Stored entries:
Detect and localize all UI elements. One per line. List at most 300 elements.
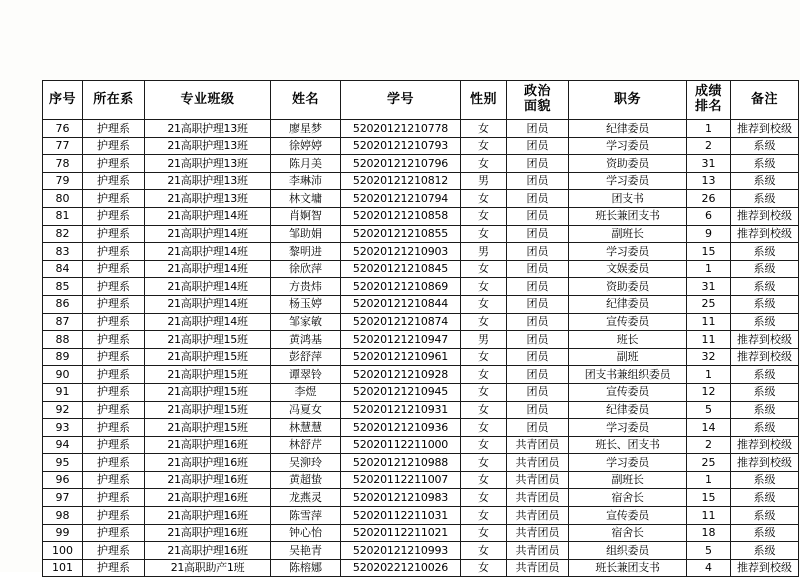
cell-gender: 女 [461,366,507,384]
cell-id: 52020121210931 [341,401,461,419]
cell-dept: 护理系 [83,313,145,331]
cell-id: 52020112211000 [341,436,461,454]
cell-dept: 护理系 [83,524,145,542]
cell-seq: 101 [43,559,83,577]
cell-class: 21高职护理14班 [145,243,271,261]
cell-duty: 学习委员 [569,172,687,190]
cell-seq: 81 [43,207,83,225]
cell-class: 21高职护理13班 [145,137,271,155]
table-row [43,260,799,278]
cell-class: 21高职护理14班 [145,278,271,296]
cell-note: 系级 [731,507,799,525]
cell-note: 系级 [731,260,799,278]
cell-dept: 护理系 [83,260,145,278]
cell-dept: 护理系 [83,348,145,366]
cell-id: 52020121210812 [341,172,461,190]
cell-gender: 女 [461,278,507,296]
cell-seq: 76 [43,120,83,138]
cell-note: 推荐到校级 [731,436,799,454]
cell-duty: 学习委员 [569,454,687,472]
cell-politics: 共青团员 [507,524,569,542]
cell-politics: 团员 [507,155,569,173]
cell-class: 21高职护理14班 [145,207,271,225]
cell-gender: 女 [461,295,507,313]
cell-seq: 98 [43,507,83,525]
cell-note: 推荐到校级 [731,348,799,366]
cell-name: 陈月美 [271,155,341,173]
cell-seq: 97 [43,489,83,507]
cell-id: 52020121210993 [341,542,461,560]
cell-seq: 93 [43,419,83,437]
cell-duty: 团支书 [569,190,687,208]
cell-duty: 团支书兼组织委员 [569,366,687,384]
cell-dept: 护理系 [83,155,145,173]
cell-rank: 32 [687,348,731,366]
column-header-rank [687,81,731,120]
cell-duty: 宿舍长 [569,489,687,507]
cell-class: 21高职护理15班 [145,383,271,401]
table-row [43,489,799,507]
column-header-class: 专业班级 [145,81,271,120]
cell-name: 陈雪萍 [271,507,341,525]
cell-gender: 女 [461,559,507,577]
table-row [43,401,799,419]
cell-politics: 团员 [507,243,569,261]
table-row [43,454,799,472]
cell-class: 21高职护理16班 [145,542,271,560]
cell-rank: 11 [687,313,731,331]
cell-rank: 25 [687,295,731,313]
cell-gender: 女 [461,454,507,472]
cell-seq: 91 [43,383,83,401]
column-header-politics [507,81,569,120]
cell-gender: 女 [461,524,507,542]
table-row [43,419,799,437]
cell-note: 系级 [731,243,799,261]
cell-rank: 1 [687,120,731,138]
cell-rank: 5 [687,542,731,560]
cell-name: 方贵炜 [271,278,341,296]
cell-seq: 84 [43,260,83,278]
cell-dept: 护理系 [83,137,145,155]
table-row [43,436,799,454]
cell-rank: 2 [687,137,731,155]
cell-class: 21高职护理16班 [145,507,271,525]
table-row [43,559,799,577]
cell-name: 邹助娟 [271,225,341,243]
cell-gender: 女 [461,348,507,366]
table-row [43,295,799,313]
cell-class: 21高职护理13班 [145,172,271,190]
cell-class: 21高职护理14班 [145,313,271,331]
cell-note: 系级 [731,489,799,507]
cell-id: 52020121210983 [341,489,461,507]
cell-politics: 团员 [507,331,569,349]
cell-seq: 94 [43,436,83,454]
cell-name: 吴泖玲 [271,454,341,472]
cell-seq: 99 [43,524,83,542]
column-header-politics-line1: 政治 [523,84,551,100]
cell-seq: 87 [43,313,83,331]
cell-duty: 纪律委员 [569,120,687,138]
cell-note: 系级 [731,524,799,542]
cell-note: 系级 [731,172,799,190]
table-row [43,471,799,489]
cell-dept: 护理系 [83,207,145,225]
cell-seq: 89 [43,348,83,366]
table-row [43,348,799,366]
cell-politics: 团员 [507,366,569,384]
column-header-id: 学号 [341,81,461,120]
cell-gender: 男 [461,172,507,190]
cell-id: 52020121210945 [341,383,461,401]
cell-duty: 副班长 [569,225,687,243]
cell-id: 52020121210903 [341,243,461,261]
cell-rank: 6 [687,207,731,225]
cell-politics: 团员 [507,401,569,419]
cell-name: 吴艳青 [271,542,341,560]
cell-politics: 团员 [507,295,569,313]
cell-politics: 团员 [507,260,569,278]
cell-politics: 团员 [507,225,569,243]
table-row [43,243,799,261]
cell-seq: 90 [43,366,83,384]
cell-gender: 女 [461,436,507,454]
cell-class: 21高职护理15班 [145,366,271,384]
cell-politics: 共青团员 [507,559,569,577]
cell-class: 21高职护理13班 [145,190,271,208]
table-row [43,542,799,560]
cell-seq: 86 [43,295,83,313]
cell-rank: 1 [687,260,731,278]
cell-rank: 31 [687,278,731,296]
cell-name: 林慧慧 [271,419,341,437]
cell-name: 彭舒萍 [271,348,341,366]
cell-class: 21高职护理13班 [145,155,271,173]
cell-id: 52020121210794 [341,190,461,208]
cell-rank: 26 [687,190,731,208]
cell-class: 21高职护理16班 [145,524,271,542]
cell-note: 系级 [731,313,799,331]
cell-note: 推荐到校级 [731,331,799,349]
cell-gender: 女 [461,120,507,138]
cell-dept: 护理系 [83,331,145,349]
cell-rank: 5 [687,401,731,419]
table-row [43,524,799,542]
cell-duty: 纪律委员 [569,295,687,313]
cell-id: 52020121210796 [341,155,461,173]
cell-politics: 共青团员 [507,471,569,489]
column-header-politics-line2: 面貌 [523,99,551,114]
cell-gender: 女 [461,542,507,560]
cell-gender: 女 [461,313,507,331]
cell-duty: 宣传委员 [569,507,687,525]
cell-rank: 9 [687,225,731,243]
column-header-name: 姓名 [271,81,341,120]
cell-note: 系级 [731,383,799,401]
cell-dept: 护理系 [83,489,145,507]
cell-id: 52020121210947 [341,331,461,349]
column-header-rank-line2: 排名 [694,99,722,114]
cell-dept: 护理系 [83,172,145,190]
cell-name: 李煜 [271,383,341,401]
cell-gender: 女 [461,401,507,419]
cell-note: 系级 [731,366,799,384]
cell-seq: 78 [43,155,83,173]
table-row [43,172,799,190]
cell-gender: 女 [461,190,507,208]
cell-gender: 女 [461,489,507,507]
cell-name: 冯夏女 [271,401,341,419]
cell-note: 系级 [731,137,799,155]
cell-duty: 宣传委员 [569,383,687,401]
table-row [43,120,799,138]
cell-dept: 护理系 [83,507,145,525]
cell-note: 系级 [731,190,799,208]
cell-politics: 团员 [507,383,569,401]
cell-id: 52020121210855 [341,225,461,243]
cell-class: 21高职护理14班 [145,260,271,278]
table-row [43,190,799,208]
cell-rank: 11 [687,507,731,525]
cell-class: 21高职护理15班 [145,348,271,366]
cell-note: 系级 [731,419,799,437]
cell-duty: 副班 [569,348,687,366]
cell-rank: 31 [687,155,731,173]
cell-rank: 13 [687,172,731,190]
cell-name: 龙燕灵 [271,489,341,507]
roster-table-container [42,80,792,577]
cell-id: 52020121210936 [341,419,461,437]
cell-id: 52020121210858 [341,207,461,225]
cell-duty: 宿舍长 [569,524,687,542]
cell-rank: 14 [687,419,731,437]
cell-duty: 组织委员 [569,542,687,560]
cell-id: 52020121210869 [341,278,461,296]
table-header [43,81,799,120]
cell-id: 52020112211007 [341,471,461,489]
cell-duty: 纪律委员 [569,401,687,419]
cell-seq: 92 [43,401,83,419]
cell-name: 林舒芹 [271,436,341,454]
table-row [43,507,799,525]
cell-politics: 共青团员 [507,507,569,525]
cell-politics: 团员 [507,348,569,366]
cell-seq: 96 [43,471,83,489]
cell-id: 52020121210874 [341,313,461,331]
column-header-rank-line1: 成绩 [694,84,722,100]
roster-table [42,80,799,577]
cell-gender: 女 [461,207,507,225]
column-header-duty: 职务 [569,81,687,120]
cell-note: 推荐到校级 [731,207,799,225]
cell-duty: 资助委员 [569,155,687,173]
cell-name: 李琳沛 [271,172,341,190]
cell-name: 钟心怡 [271,524,341,542]
cell-note: 推荐到校级 [731,120,799,138]
cell-duty: 文娱委员 [569,260,687,278]
table-row [43,383,799,401]
cell-gender: 女 [461,155,507,173]
cell-class: 21高职护理14班 [145,295,271,313]
cell-rank: 1 [687,471,731,489]
cell-politics: 共青团员 [507,489,569,507]
cell-politics: 团员 [507,190,569,208]
cell-name: 徐婷婷 [271,137,341,155]
cell-id: 52020221210026 [341,559,461,577]
cell-duty: 班长 [569,331,687,349]
cell-class: 21高职护理15班 [145,419,271,437]
cell-note: 系级 [731,278,799,296]
column-header-dept: 所在系 [83,81,145,120]
cell-id: 52020121210778 [341,120,461,138]
cell-rank: 1 [687,366,731,384]
table-row [43,278,799,296]
cell-gender: 女 [461,419,507,437]
cell-seq: 77 [43,137,83,155]
cell-note: 系级 [731,542,799,560]
cell-dept: 护理系 [83,454,145,472]
table-row [43,225,799,243]
cell-dept: 护理系 [83,225,145,243]
cell-dept: 护理系 [83,542,145,560]
cell-gender: 男 [461,331,507,349]
cell-name: 廖星梦 [271,120,341,138]
cell-duty: 班长、团支书 [569,436,687,454]
cell-seq: 79 [43,172,83,190]
cell-gender: 女 [461,260,507,278]
table-row [43,313,799,331]
cell-politics: 团员 [507,207,569,225]
cell-name: 谭翠铃 [271,366,341,384]
cell-duty: 班长兼团支书 [569,559,687,577]
cell-class: 21高职护理16班 [145,454,271,472]
cell-duty: 学习委员 [569,419,687,437]
cell-name: 邹家敏 [271,313,341,331]
cell-seq: 80 [43,190,83,208]
table-row [43,207,799,225]
cell-politics: 团员 [507,120,569,138]
cell-dept: 护理系 [83,383,145,401]
cell-rank: 12 [687,383,731,401]
cell-duty: 班长兼团支书 [569,207,687,225]
cell-name: 杨玉婷 [271,295,341,313]
cell-seq: 83 [43,243,83,261]
column-header-gender: 性别 [461,81,507,120]
cell-politics: 共青团员 [507,542,569,560]
column-header-seq: 序号 [43,81,83,120]
cell-id: 52020112211021 [341,524,461,542]
cell-id: 52020121210793 [341,137,461,155]
cell-name: 林文墉 [271,190,341,208]
cell-gender: 女 [461,507,507,525]
cell-gender: 女 [461,383,507,401]
cell-rank: 25 [687,454,731,472]
cell-name: 陈榕娜 [271,559,341,577]
header-row [43,81,799,120]
cell-class: 21高职护理15班 [145,331,271,349]
cell-note: 系级 [731,155,799,173]
cell-dept: 护理系 [83,243,145,261]
cell-note: 系级 [731,401,799,419]
cell-name: 徐欣萍 [271,260,341,278]
cell-duty: 学习委员 [569,243,687,261]
cell-dept: 护理系 [83,559,145,577]
cell-rank: 11 [687,331,731,349]
cell-id: 52020121210961 [341,348,461,366]
cell-seq: 85 [43,278,83,296]
cell-note: 推荐到校级 [731,454,799,472]
table-row [43,331,799,349]
cell-politics: 团员 [507,278,569,296]
cell-note: 推荐到校级 [731,559,799,577]
cell-rank: 15 [687,243,731,261]
cell-duty: 学习委员 [569,137,687,155]
cell-dept: 护理系 [83,471,145,489]
cell-politics: 共青团员 [507,436,569,454]
cell-note: 系级 [731,295,799,313]
cell-gender: 女 [461,225,507,243]
cell-duty: 资助委员 [569,278,687,296]
cell-class: 21高职护理14班 [145,225,271,243]
cell-class: 21高职护理16班 [145,471,271,489]
column-header-note: 备注 [731,81,799,120]
cell-politics: 团员 [507,137,569,155]
cell-politics: 共青团员 [507,454,569,472]
cell-dept: 护理系 [83,419,145,437]
cell-politics: 团员 [507,313,569,331]
cell-dept: 护理系 [83,295,145,313]
cell-class: 21高职护理16班 [145,489,271,507]
table-row [43,137,799,155]
cell-dept: 护理系 [83,401,145,419]
cell-name: 黎明进 [271,243,341,261]
cell-dept: 护理系 [83,366,145,384]
cell-dept: 护理系 [83,120,145,138]
cell-dept: 护理系 [83,278,145,296]
cell-seq: 88 [43,331,83,349]
cell-name: 肖婀智 [271,207,341,225]
cell-class: 21高职护理13班 [145,120,271,138]
cell-name: 黄鸿基 [271,331,341,349]
cell-gender: 男 [461,243,507,261]
cell-dept: 护理系 [83,190,145,208]
cell-seq: 100 [43,542,83,560]
cell-id: 52020121210928 [341,366,461,384]
table-body [43,120,799,577]
cell-politics: 团员 [507,419,569,437]
table-row [43,155,799,173]
table-row [43,366,799,384]
cell-id: 52020121210844 [341,295,461,313]
cell-seq: 82 [43,225,83,243]
cell-seq: 95 [43,454,83,472]
cell-rank: 18 [687,524,731,542]
cell-gender: 女 [461,471,507,489]
cell-dept: 护理系 [83,436,145,454]
cell-class: 21高职护理15班 [145,401,271,419]
cell-duty: 副班长 [569,471,687,489]
cell-note: 系级 [731,471,799,489]
cell-name: 黄超蛰 [271,471,341,489]
cell-class: 21高职助产1班 [145,559,271,577]
cell-id: 52020121210845 [341,260,461,278]
cell-gender: 女 [461,137,507,155]
cell-id: 52020112211031 [341,507,461,525]
cell-id: 52020121210988 [341,454,461,472]
cell-rank: 15 [687,489,731,507]
cell-politics: 团员 [507,172,569,190]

[WHAT IS REQUIRED]: Return the lines of the material verbatim, starting at the line that contains "cell-gender: 女 [461,366,507,384]" and ending at the line that contains "cell-seq: 98 [43,507,83,525]", with both of those lines included.

[RESPONSE TO THE TASK]:
cell-gender: 女 [461,366,507,384]
cell-id: 52020121210931 [341,401,461,419]
cell-dept: 护理系 [83,313,145,331]
cell-id: 52020112211000 [341,436,461,454]
cell-dept: 护理系 [83,524,145,542]
cell-seq: 101 [43,559,83,577]
cell-class: 21高职护理14班 [145,243,271,261]
cell-duty: 学习委员 [569,172,687,190]
cell-seq: 81 [43,207,83,225]
cell-class: 21高职护理13班 [145,137,271,155]
table-row [43,260,799,278]
cell-class: 21高职护理14班 [145,278,271,296]
cell-note: 系级 [731,507,799,525]
cell-note: 系级 [731,260,799,278]
cell-dept: 护理系 [83,260,145,278]
cell-dept: 护理系 [83,348,145,366]
cell-id: 52020121210812 [341,172,461,190]
cell-gender: 女 [461,278,507,296]
cell-seq: 76 [43,120,83,138]
cell-note: 推荐到校级 [731,436,799,454]
cell-duty: 学习委员 [569,454,687,472]
cell-politics: 共青团员 [507,524,569,542]
cell-politics: 团员 [507,155,569,173]
cell-class: 21高职护理14班 [145,207,271,225]
cell-gender: 女 [461,295,507,313]
cell-seq: 98 [43,507,83,525]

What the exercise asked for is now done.